WORK TO COMPLETE
Across the entries below, how many lines contain the string "Sainte"? Give only the count.

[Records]
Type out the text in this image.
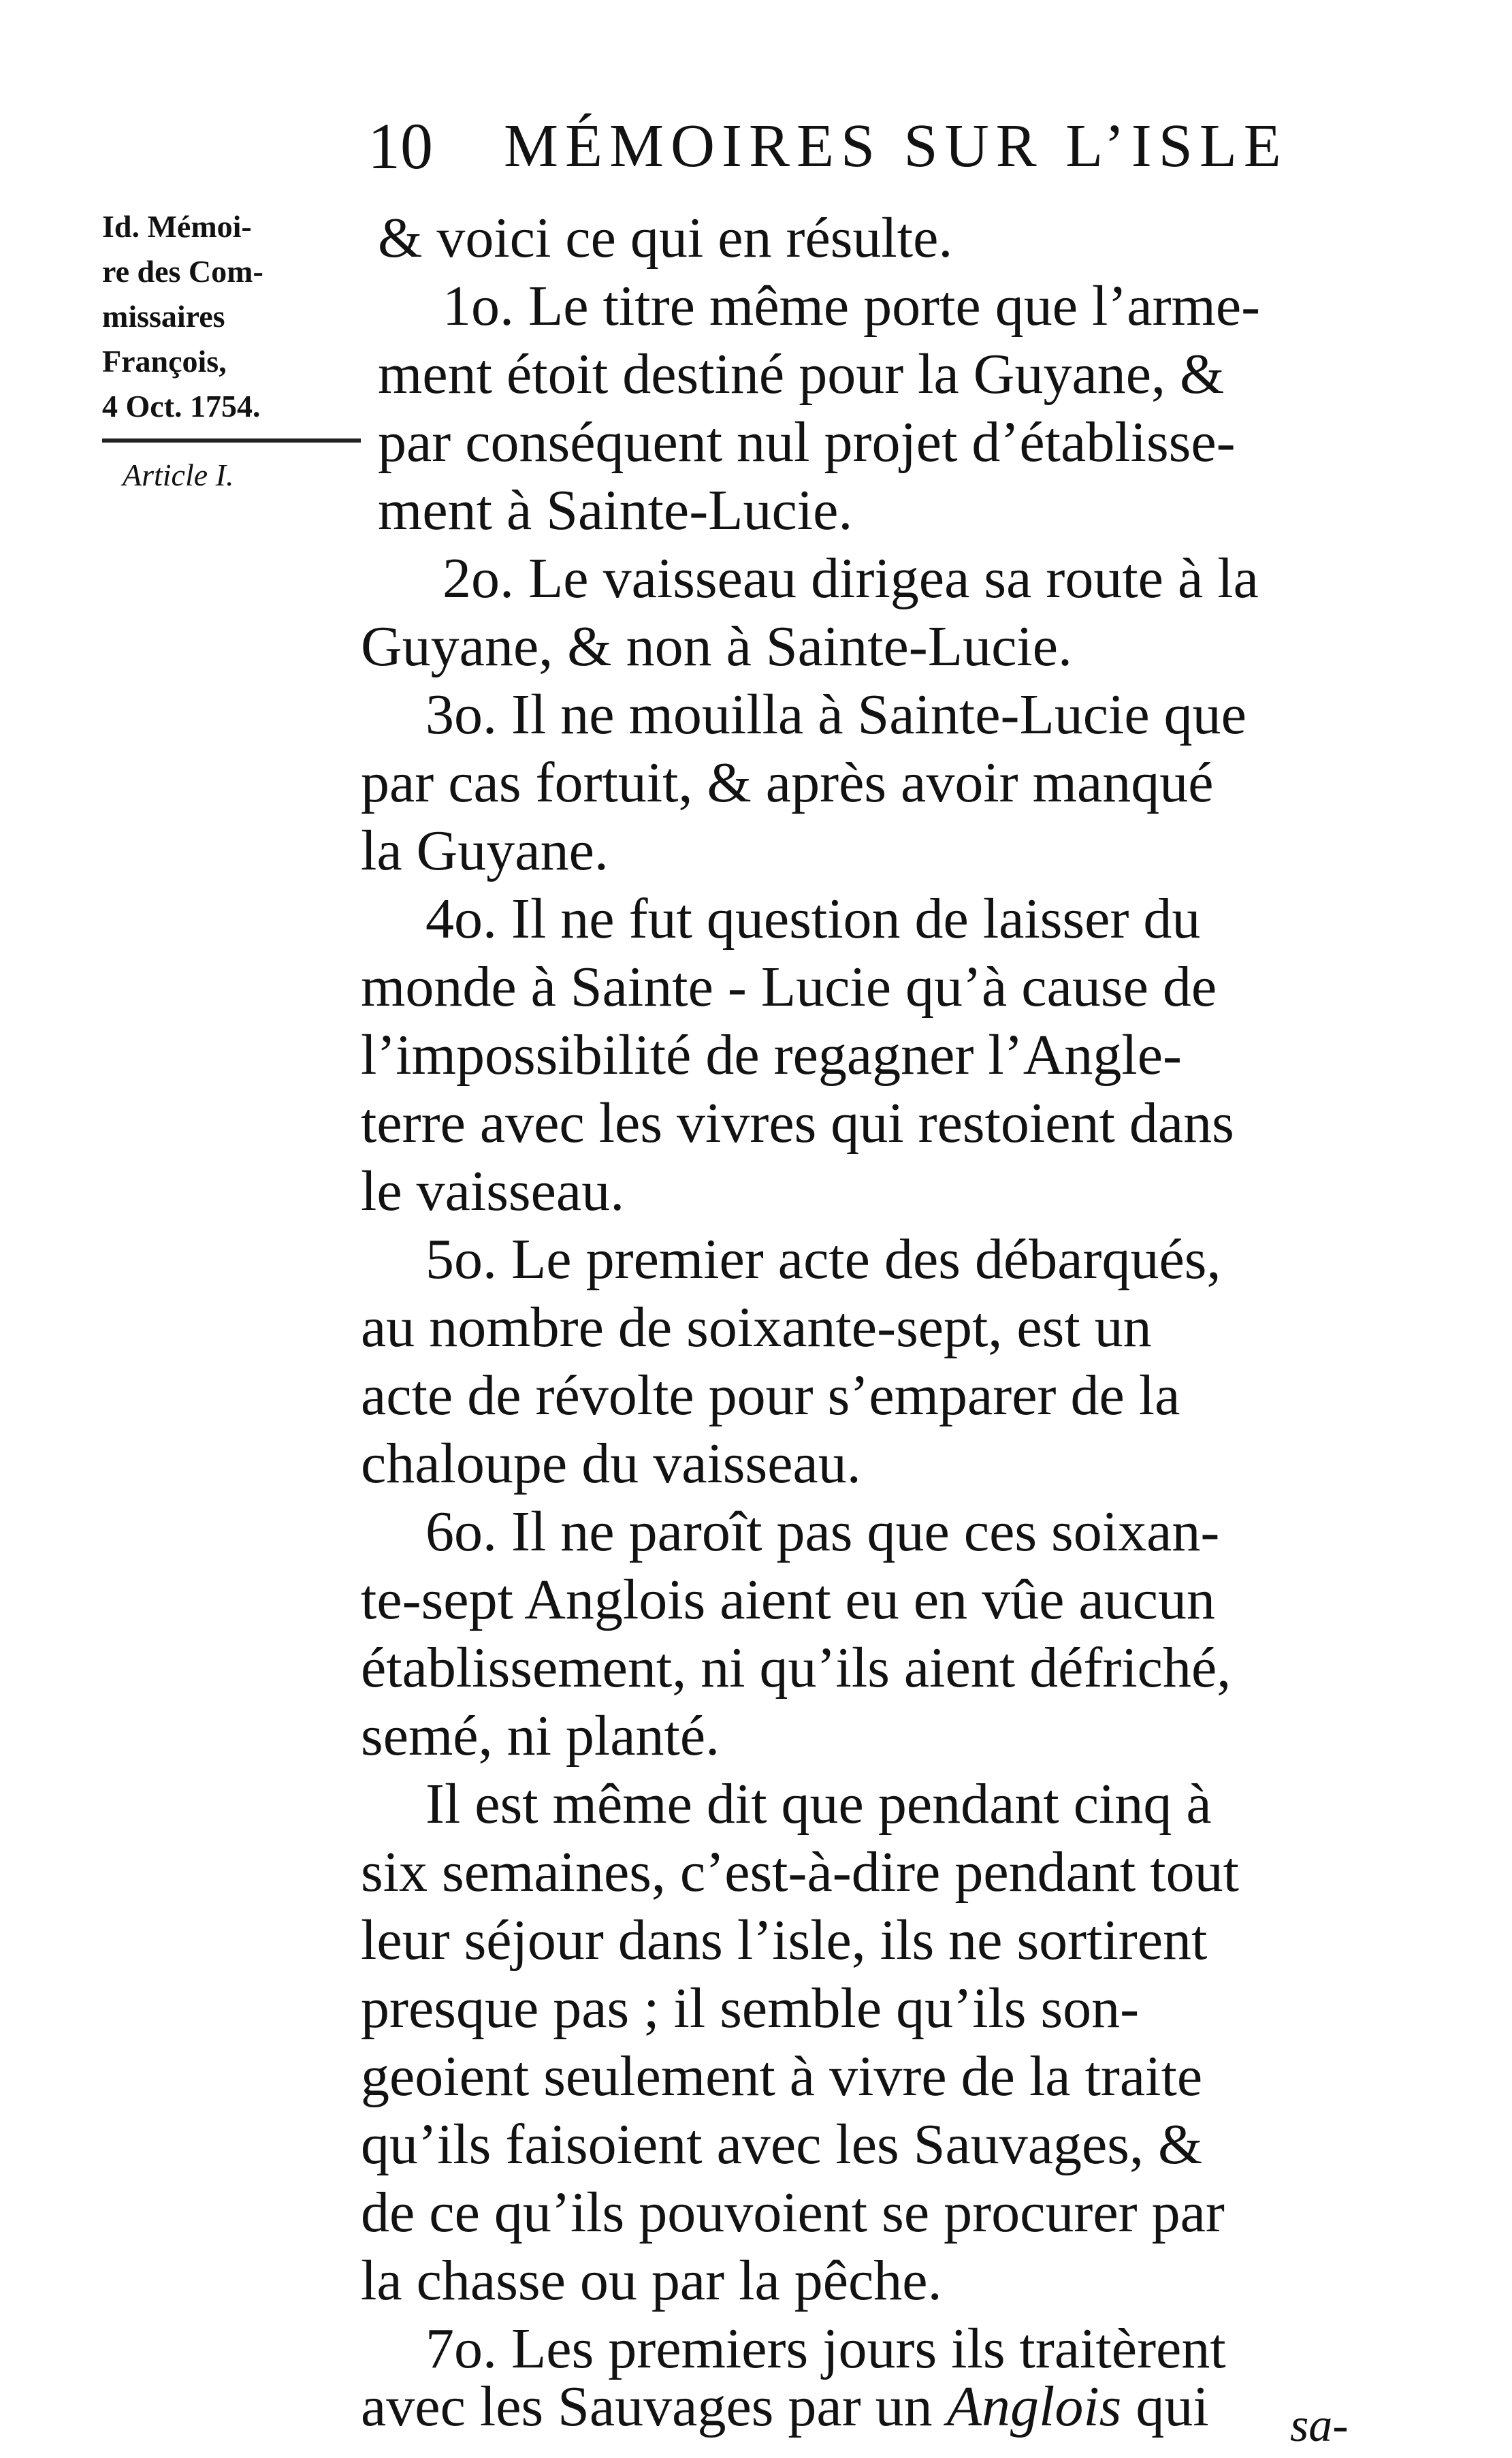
10 MÉMOIRES SUR L’ISLE
Id. Mémoi-
re des Com-
missaires
François,
4 Oct. 1754.
Article I.
& voici ce qui en résulte.
1o. Le titre même porte que l’arme-
ment étoit destiné pour la Guyane, &
par conséquent nul projet d’établisse-
ment à Sainte-Lucie.
2o. Le vaisseau dirigea sa route à la
Guyane, & non à Sainte-Lucie.
3o. Il ne mouilla à Sainte-Lucie que
par cas fortuit, & après avoir manqué
la Guyane.
4o. Il ne fut question de laisser du
monde à Sainte - Lucie qu’à cause de
l’impossibilité de regagner l’Angle-
terre avec les vivres qui restoient dans
le vaisseau.
5o. Le premier acte des débarqués,
au nombre de soixante-sept, est un
acte de révolte pour s’emparer de la
chaloupe du vaisseau.
6o. Il ne paroît pas que ces soixan-
te-sept Anglois aient eu en vûe aucun
établissement, ni qu’ils aient défriché,
semé, ni planté.
Il est même dit que pendant cinq à
six semaines, c’est-à-dire pendant tout
leur séjour dans l’isle, ils ne sortirent
presque pas ; il semble qu’ils son-
geoient seulement à vivre de la traite
qu’ils faisoient avec les Sauvages, &
de ce qu’ils pouvoient se procurer par
la chasse ou par la pêche.
7o. Les premiers jours ils traitèrent
avec les Sauvages par un Anglois qui sa-
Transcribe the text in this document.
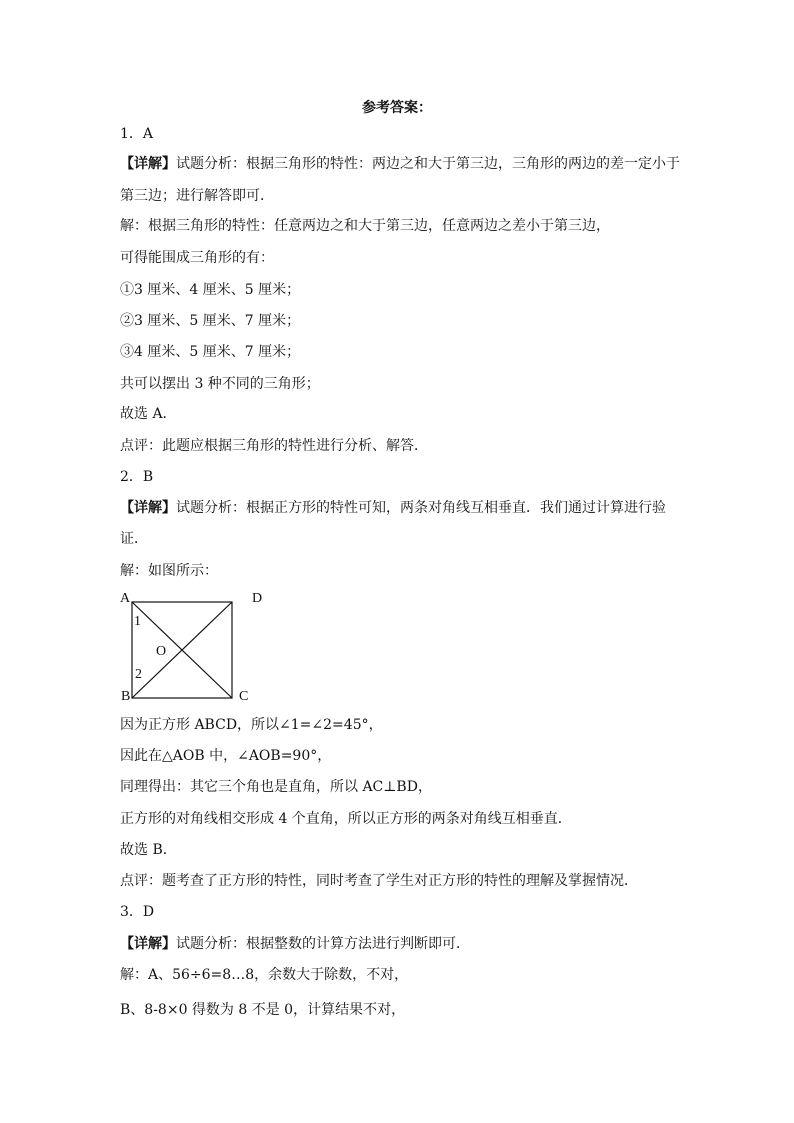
参考答案：
1．A
【详解】试题分析：根据三角形的特性：两边之和大于第三边，三角形的两边的差一定小于
第三边；进行解答即可．
解：根据三角形的特性：任意两边之和大于第三边，任意两边之差小于第三边，
可得能围成三角形的有：
①3 厘米、4 厘米、5 厘米；
②3 厘米、5 厘米、7 厘米；
③4 厘米、5 厘米、7 厘米；
共可以摆出 3 种不同的三角形；
故选 A．
点评：此题应根据三角形的特性进行分析、解答．
2．B
【详解】试题分析：根据正方形的特性可知，两条对角线互相垂直．我们通过计算进行验
证．
解：如图所示：
A	D
B	C
O
1
2
因为正方形 ABCD，所以∠1=∠2=45°，
因此在△AOB 中，∠AOB=90°，
同理得出：其它三个角也是直角，所以 AC⊥BD，
正方形的对角线相交形成 4 个直角，所以正方形的两条对角线互相垂直．
故选 B．
点评：题考查了正方形的特性，同时考查了学生对正方形的特性的理解及掌握情况．
3．D
【详解】试题分析：根据整数的计算方法进行判断即可．
解：A、56÷6=8…8，余数大于除数，不对，
B、8-8×0 得数为 8 不是 0，计算结果不对，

FINAL ANSWER
4